■ **INSTRUCTIONS TO FOLLOW**
Print the entries below in their entirety, exactly as they are written.

BEGIN PROVIDED MATERIAL

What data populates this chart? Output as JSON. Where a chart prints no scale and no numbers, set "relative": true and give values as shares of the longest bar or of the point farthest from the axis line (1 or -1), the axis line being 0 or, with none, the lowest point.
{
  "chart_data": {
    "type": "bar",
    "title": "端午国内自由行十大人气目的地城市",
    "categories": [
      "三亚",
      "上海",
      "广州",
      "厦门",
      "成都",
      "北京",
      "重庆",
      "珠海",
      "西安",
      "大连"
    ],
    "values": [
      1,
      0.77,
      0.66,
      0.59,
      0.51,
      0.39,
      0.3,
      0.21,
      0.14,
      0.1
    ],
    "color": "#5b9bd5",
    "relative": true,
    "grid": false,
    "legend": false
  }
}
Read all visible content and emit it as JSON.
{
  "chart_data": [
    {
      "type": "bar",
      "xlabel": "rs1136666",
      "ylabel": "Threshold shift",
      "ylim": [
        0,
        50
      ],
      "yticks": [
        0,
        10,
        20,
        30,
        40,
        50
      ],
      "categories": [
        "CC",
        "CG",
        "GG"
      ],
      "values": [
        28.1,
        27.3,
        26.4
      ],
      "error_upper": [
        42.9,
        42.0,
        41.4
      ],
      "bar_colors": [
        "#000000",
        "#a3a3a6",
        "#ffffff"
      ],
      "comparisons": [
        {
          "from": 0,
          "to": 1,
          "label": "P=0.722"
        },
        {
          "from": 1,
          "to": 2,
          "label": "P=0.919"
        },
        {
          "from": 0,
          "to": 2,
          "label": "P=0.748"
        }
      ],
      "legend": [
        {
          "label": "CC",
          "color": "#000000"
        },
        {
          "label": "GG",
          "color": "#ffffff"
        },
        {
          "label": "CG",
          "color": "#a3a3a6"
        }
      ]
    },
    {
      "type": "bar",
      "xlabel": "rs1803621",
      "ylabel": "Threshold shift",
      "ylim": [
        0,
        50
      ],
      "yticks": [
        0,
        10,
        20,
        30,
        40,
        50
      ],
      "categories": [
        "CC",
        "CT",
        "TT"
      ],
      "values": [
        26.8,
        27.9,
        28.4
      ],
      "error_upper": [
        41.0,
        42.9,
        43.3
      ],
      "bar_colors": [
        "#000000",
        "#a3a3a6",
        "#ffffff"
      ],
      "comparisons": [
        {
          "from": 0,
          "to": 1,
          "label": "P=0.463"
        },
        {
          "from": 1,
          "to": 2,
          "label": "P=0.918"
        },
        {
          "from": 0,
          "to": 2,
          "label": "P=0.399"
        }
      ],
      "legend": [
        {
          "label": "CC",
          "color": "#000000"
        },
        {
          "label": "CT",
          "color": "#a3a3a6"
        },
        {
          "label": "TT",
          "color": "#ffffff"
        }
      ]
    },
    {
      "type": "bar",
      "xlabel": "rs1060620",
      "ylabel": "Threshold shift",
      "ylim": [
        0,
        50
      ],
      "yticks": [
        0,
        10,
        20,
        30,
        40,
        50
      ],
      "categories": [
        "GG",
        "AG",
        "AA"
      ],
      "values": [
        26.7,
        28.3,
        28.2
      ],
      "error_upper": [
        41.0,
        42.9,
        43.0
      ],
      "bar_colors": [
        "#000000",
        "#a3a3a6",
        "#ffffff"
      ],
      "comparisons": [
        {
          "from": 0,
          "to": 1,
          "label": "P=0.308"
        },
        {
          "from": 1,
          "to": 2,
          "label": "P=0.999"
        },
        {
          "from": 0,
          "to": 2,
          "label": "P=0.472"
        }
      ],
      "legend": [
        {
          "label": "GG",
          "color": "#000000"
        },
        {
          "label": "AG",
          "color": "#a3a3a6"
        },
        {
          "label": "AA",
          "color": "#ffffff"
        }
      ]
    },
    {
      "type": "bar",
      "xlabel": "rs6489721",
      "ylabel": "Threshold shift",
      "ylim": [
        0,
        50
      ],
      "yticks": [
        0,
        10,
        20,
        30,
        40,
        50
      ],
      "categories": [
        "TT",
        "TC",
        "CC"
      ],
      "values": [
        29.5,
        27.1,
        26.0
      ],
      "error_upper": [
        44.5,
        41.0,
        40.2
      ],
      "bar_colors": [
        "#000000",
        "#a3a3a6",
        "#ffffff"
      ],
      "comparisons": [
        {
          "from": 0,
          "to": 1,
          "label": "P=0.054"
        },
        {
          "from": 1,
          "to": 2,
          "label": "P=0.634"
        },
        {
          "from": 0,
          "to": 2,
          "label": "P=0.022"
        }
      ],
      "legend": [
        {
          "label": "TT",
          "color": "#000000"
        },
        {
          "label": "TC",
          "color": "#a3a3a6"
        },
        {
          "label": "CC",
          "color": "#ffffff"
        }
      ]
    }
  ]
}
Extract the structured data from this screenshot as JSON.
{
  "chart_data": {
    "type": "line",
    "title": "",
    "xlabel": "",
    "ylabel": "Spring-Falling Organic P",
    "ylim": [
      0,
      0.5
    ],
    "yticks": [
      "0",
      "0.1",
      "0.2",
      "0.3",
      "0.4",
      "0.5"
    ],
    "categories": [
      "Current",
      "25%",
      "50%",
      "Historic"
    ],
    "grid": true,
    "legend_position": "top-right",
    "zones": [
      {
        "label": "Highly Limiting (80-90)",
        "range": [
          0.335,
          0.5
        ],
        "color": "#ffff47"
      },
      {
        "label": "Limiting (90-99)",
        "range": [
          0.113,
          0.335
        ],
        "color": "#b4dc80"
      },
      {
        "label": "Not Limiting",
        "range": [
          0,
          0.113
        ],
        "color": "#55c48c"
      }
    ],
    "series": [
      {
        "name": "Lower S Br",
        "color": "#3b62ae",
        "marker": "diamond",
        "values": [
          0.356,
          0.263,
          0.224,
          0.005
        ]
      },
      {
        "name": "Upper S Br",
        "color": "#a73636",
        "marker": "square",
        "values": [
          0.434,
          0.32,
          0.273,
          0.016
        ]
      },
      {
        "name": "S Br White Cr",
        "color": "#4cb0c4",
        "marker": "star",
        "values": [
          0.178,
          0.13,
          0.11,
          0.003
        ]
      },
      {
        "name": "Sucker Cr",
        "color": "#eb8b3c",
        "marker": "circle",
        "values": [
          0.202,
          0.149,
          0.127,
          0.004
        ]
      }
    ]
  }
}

END PROVIDED MATERIAL

■ **SOLUTION BELOW**
What data populates this chart? Output as JSON. Where a chart prints no scale and no numbers, set "relative": true and give values as shares of the longest bar or of the point farthest from the axis line (1 or -1), the axis line being 0 or, with none, the lowest point.
{
  "chart_data": {
    "type": "bar",
    "title": "端午国内自由行十大人气目的地城市",
    "categories": [
      "三亚",
      "上海",
      "广州",
      "厦门",
      "成都",
      "北京",
      "重庆",
      "珠海",
      "西安",
      "大连"
    ],
    "values": [
      1,
      0.77,
      0.66,
      0.59,
      0.51,
      0.39,
      0.3,
      0.21,
      0.14,
      0.1
    ],
    "color": "#5b9bd5",
    "relative": true,
    "grid": false,
    "legend": false
  }
}
Read all visible content and emit it as JSON.
{
  "chart_data": [
    {
      "type": "bar",
      "xlabel": "rs1136666",
      "ylabel": "Threshold shift",
      "ylim": [
        0,
        50
      ],
      "yticks": [
        0,
        10,
        20,
        30,
        40,
        50
      ],
      "categories": [
        "CC",
        "CG",
        "GG"
      ],
      "values": [
        28.1,
        27.3,
        26.4
      ],
      "error_upper": [
        42.9,
        42.0,
        41.4
      ],
      "bar_colors": [
        "#000000",
        "#a3a3a6",
        "#ffffff"
      ],
      "comparisons": [
        {
          "from": 0,
          "to": 1,
          "label": "P=0.722"
        },
        {
          "from": 1,
          "to": 2,
          "label": "P=0.919"
        },
        {
          "from": 0,
          "to": 2,
          "label": "P=0.748"
        }
      ],
      "legend": [
        {
          "label": "CC",
          "color": "#000000"
        },
        {
          "label": "GG",
          "color": "#ffffff"
        },
        {
          "label": "CG",
          "color": "#a3a3a6"
        }
      ]
    },
    {
      "type": "bar",
      "xlabel": "rs1803621",
      "ylabel": "Threshold shift",
      "ylim": [
        0,
        50
      ],
      "yticks": [
        0,
        10,
        20,
        30,
        40,
        50
      ],
      "categories": [
        "CC",
        "CT",
        "TT"
      ],
      "values": [
        26.8,
        27.9,
        28.4
      ],
      "error_upper": [
        41.0,
        42.9,
        43.3
      ],
      "bar_colors": [
        "#000000",
        "#a3a3a6",
        "#ffffff"
      ],
      "comparisons": [
        {
          "from": 0,
          "to": 1,
          "label": "P=0.463"
        },
        {
          "from": 1,
          "to": 2,
          "label": "P=0.918"
        },
        {
          "from": 0,
          "to": 2,
          "label": "P=0.399"
        }
      ],
      "legend": [
        {
          "label": "CC",
          "color": "#000000"
        },
        {
          "label": "CT",
          "color": "#a3a3a6"
        },
        {
          "label": "TT",
          "color": "#ffffff"
        }
      ]
    },
    {
      "type": "bar",
      "xlabel": "rs1060620",
      "ylabel": "Threshold shift",
      "ylim": [
        0,
        50
      ],
      "yticks": [
        0,
        10,
        20,
        30,
        40,
        50
      ],
      "categories": [
        "GG",
        "AG",
        "AA"
      ],
      "values": [
        26.7,
        28.3,
        28.2
      ],
      "error_upper": [
        41.0,
        42.9,
        43.0
      ],
      "bar_colors": [
        "#000000",
        "#a3a3a6",
        "#ffffff"
      ],
      "comparisons": [
        {
          "from": 0,
          "to": 1,
          "label": "P=0.308"
        },
        {
          "from": 1,
          "to": 2,
          "label": "P=0.999"
        },
        {
          "from": 0,
          "to": 2,
          "label": "P=0.472"
        }
      ],
      "legend": [
        {
          "label": "GG",
          "color": "#000000"
        },
        {
          "label": "AG",
          "color": "#a3a3a6"
        },
        {
          "label": "AA",
          "color": "#ffffff"
        }
      ]
    },
    {
      "type": "bar",
      "xlabel": "rs6489721",
      "ylabel": "Threshold shift",
      "ylim": [
        0,
        50
      ],
      "yticks": [
        0,
        10,
        20,
        30,
        40,
        50
      ],
      "categories": [
        "TT",
        "TC",
        "CC"
      ],
      "values": [
        29.5,
        27.1,
        26.0
      ],
      "error_upper": [
        44.5,
        41.0,
        40.2
      ],
      "bar_colors": [
        "#000000",
        "#a3a3a6",
        "#ffffff"
      ],
      "comparisons": [
        {
          "from": 0,
          "to": 1,
          "label": "P=0.054"
        },
        {
          "from": 1,
          "to": 2,
          "label": "P=0.634"
        },
        {
          "from": 0,
          "to": 2,
          "label": "P=0.022"
        }
      ],
      "legend": [
        {
          "label": "TT",
          "color": "#000000"
        },
        {
          "label": "TC",
          "color": "#a3a3a6"
        },
        {
          "label": "CC",
          "color": "#ffffff"
        }
      ]
    }
  ]
}
Extract the structured data from this screenshot as JSON.
{
  "chart_data": {
    "type": "line",
    "title": "",
    "xlabel": "",
    "ylabel": "Spring-Falling Organic P",
    "ylim": [
      0,
      0.5
    ],
    "yticks": [
      "0",
      "0.1",
      "0.2",
      "0.3",
      "0.4",
      "0.5"
    ],
    "categories": [
      "Current",
      "25%",
      "50%",
      "Historic"
    ],
    "grid": true,
    "legend_position": "top-right",
    "zones": [
      {
        "label": "Highly Limiting (80-90)",
        "range": [
          0.335,
          0.5
        ],
        "color": "#ffff47"
      },
      {
        "label": "Limiting (90-99)",
        "range": [
          0.113,
          0.335
        ],
        "color": "#b4dc80"
      },
      {
        "label": "Not Limiting",
        "range": [
          0,
          0.113
        ],
        "color": "#55c48c"
      }
    ],
    "series": [
      {
        "name": "Lower S Br",
        "color": "#3b62ae",
        "marker": "diamond",
        "values": [
          0.356,
          0.263,
          0.224,
          0.005
        ]
      },
      {
        "name": "Upper S Br",
        "color": "#a73636",
        "marker": "square",
        "values": [
          0.434,
          0.32,
          0.273,
          0.016
        ]
      },
      {
        "name": "S Br White Cr",
        "color": "#4cb0c4",
        "marker": "star",
        "values": [
          0.178,
          0.13,
          0.11,
          0.003
        ]
      },
      {
        "name": "Sucker Cr",
        "color": "#eb8b3c",
        "marker": "circle",
        "values": [
          0.202,
          0.149,
          0.127,
          0.004
        ]
      }
    ]
  }
}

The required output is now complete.